>> start

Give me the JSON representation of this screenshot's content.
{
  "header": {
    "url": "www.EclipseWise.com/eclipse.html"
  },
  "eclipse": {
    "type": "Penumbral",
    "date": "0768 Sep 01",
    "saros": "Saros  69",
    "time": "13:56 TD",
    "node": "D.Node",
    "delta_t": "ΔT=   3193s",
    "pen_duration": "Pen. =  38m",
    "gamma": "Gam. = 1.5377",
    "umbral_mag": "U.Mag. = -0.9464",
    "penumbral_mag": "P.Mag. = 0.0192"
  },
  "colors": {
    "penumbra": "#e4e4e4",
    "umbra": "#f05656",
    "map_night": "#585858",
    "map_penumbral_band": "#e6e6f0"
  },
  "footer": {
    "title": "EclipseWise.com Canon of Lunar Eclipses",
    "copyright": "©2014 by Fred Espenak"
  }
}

>> end

Find every line that has "EclipseWise" in it, then return those lines.

    "url": "www.EclipseWise.com/eclipse.html"
    "title": "EclipseWise.com Canon of Lunar Eclipses",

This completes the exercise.